BEGIN Supplied data

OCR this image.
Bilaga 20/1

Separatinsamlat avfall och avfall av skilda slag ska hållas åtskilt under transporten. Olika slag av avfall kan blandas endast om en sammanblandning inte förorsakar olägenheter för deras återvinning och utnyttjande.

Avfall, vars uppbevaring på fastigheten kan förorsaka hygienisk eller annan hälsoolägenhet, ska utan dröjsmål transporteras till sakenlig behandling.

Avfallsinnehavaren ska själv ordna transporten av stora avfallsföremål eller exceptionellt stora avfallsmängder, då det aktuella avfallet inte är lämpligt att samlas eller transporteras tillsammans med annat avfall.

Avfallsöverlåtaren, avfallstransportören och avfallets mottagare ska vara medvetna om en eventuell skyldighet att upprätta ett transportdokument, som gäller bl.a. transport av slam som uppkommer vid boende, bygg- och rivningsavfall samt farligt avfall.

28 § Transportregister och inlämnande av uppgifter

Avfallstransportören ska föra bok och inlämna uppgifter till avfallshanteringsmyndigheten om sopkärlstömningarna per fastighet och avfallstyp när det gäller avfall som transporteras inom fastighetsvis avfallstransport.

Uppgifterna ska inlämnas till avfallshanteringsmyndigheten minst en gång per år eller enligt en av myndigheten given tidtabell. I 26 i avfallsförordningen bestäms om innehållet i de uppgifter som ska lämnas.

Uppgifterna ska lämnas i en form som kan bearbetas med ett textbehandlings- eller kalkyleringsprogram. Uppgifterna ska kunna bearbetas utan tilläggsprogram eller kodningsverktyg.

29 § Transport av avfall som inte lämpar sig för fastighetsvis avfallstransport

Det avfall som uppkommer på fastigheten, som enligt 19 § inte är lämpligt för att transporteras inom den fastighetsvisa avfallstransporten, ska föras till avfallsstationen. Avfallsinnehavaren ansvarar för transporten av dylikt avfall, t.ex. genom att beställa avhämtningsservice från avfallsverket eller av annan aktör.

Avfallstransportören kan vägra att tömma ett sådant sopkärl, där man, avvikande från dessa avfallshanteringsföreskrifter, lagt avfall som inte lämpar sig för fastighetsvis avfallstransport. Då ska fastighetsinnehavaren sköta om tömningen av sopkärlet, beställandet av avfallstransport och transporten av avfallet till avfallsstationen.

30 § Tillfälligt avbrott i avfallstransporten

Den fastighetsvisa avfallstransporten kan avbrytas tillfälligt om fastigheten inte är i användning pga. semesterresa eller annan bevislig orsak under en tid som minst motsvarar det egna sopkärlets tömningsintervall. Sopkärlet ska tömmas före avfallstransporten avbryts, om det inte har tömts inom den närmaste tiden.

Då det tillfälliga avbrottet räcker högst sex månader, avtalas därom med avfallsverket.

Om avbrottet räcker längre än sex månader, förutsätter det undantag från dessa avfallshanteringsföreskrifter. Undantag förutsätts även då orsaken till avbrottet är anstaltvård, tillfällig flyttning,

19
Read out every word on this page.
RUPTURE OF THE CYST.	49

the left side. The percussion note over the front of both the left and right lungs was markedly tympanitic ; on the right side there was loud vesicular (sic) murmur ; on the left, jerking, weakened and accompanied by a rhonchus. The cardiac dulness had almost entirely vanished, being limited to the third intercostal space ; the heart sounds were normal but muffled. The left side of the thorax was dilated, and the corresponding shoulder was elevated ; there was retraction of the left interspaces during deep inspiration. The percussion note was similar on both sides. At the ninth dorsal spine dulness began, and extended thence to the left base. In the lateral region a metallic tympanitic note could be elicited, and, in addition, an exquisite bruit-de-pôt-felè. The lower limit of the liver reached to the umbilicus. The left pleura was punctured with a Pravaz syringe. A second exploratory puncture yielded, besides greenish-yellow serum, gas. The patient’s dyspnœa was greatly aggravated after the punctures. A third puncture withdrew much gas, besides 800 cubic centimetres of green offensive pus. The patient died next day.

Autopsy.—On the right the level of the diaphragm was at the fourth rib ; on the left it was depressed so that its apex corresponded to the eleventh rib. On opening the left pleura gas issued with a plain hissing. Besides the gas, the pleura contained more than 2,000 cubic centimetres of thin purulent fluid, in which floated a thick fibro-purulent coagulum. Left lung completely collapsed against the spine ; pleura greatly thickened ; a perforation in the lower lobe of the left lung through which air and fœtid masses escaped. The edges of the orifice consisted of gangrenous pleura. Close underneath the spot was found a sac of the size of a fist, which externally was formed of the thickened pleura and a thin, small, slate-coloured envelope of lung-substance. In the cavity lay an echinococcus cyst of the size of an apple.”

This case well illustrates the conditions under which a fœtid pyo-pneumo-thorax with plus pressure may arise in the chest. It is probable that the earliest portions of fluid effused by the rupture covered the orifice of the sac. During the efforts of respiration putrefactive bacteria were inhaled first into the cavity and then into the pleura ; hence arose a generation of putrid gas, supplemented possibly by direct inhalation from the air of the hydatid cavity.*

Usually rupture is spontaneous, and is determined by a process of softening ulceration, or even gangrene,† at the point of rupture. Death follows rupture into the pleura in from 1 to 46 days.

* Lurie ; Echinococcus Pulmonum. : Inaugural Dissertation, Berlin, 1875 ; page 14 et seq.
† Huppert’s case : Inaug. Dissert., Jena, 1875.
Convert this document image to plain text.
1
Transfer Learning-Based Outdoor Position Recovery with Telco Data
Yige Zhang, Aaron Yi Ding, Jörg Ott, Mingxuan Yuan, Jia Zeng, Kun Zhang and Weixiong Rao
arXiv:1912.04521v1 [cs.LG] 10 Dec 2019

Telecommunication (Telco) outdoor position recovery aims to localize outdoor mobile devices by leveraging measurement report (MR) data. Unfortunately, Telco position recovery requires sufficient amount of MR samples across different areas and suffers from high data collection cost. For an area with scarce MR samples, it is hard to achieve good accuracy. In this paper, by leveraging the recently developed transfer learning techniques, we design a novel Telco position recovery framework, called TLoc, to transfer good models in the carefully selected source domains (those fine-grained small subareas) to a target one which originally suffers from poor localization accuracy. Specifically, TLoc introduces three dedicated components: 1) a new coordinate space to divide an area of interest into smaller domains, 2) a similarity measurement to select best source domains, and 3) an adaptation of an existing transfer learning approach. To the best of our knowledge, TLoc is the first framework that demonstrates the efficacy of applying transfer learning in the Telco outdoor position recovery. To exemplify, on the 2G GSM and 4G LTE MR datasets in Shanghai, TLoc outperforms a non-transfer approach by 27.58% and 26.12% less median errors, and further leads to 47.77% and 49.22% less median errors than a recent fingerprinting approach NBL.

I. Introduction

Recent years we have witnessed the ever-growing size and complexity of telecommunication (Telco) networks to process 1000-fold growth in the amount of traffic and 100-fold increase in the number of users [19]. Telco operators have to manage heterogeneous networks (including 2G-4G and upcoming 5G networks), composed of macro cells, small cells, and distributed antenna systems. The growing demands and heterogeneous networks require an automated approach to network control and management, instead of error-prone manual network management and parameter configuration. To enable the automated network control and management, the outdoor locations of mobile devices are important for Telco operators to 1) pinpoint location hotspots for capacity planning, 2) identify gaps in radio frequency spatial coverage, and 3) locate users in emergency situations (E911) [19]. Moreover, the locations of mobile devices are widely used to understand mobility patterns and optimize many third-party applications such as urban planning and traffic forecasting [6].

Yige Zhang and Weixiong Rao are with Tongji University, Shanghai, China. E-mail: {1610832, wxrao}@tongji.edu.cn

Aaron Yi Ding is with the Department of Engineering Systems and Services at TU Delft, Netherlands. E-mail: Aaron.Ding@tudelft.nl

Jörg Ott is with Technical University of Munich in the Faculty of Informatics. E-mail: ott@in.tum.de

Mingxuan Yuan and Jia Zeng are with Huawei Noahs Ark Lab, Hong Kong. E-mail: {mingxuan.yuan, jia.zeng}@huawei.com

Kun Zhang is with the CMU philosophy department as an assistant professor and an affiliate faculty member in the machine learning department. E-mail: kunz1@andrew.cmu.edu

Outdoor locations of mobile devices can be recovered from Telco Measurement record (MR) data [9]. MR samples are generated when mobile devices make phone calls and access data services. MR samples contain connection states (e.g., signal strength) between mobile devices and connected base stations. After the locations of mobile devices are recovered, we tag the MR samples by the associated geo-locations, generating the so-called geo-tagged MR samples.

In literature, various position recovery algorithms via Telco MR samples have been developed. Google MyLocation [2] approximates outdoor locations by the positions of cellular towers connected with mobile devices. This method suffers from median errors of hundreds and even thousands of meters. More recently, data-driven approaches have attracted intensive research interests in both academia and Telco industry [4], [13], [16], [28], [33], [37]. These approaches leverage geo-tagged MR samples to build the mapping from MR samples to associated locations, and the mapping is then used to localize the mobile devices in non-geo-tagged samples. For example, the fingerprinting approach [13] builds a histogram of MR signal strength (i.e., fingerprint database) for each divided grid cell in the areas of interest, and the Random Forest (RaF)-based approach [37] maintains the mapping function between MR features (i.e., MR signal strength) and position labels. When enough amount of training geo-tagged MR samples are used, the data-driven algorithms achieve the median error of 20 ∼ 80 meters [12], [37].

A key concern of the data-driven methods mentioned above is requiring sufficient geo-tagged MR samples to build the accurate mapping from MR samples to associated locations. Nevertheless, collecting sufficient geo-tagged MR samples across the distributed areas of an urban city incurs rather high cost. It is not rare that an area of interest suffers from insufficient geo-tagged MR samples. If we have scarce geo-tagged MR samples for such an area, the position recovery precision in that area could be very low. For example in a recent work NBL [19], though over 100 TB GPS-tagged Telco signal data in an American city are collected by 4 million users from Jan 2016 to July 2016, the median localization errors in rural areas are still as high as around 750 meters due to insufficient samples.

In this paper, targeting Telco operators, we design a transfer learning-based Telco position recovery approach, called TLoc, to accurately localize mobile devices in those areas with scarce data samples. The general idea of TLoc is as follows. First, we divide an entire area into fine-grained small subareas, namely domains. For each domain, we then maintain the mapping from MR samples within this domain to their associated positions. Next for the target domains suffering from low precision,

END Supplied data

### Exercise aim:
If a line in the material above contains "page", show that line.

### Your solution:
Read out every word on this page.
* Lurie ; Echinococcus Pulmonum. : Inaugural Dissertation, Berlin, 1875 ; page 14 et seq.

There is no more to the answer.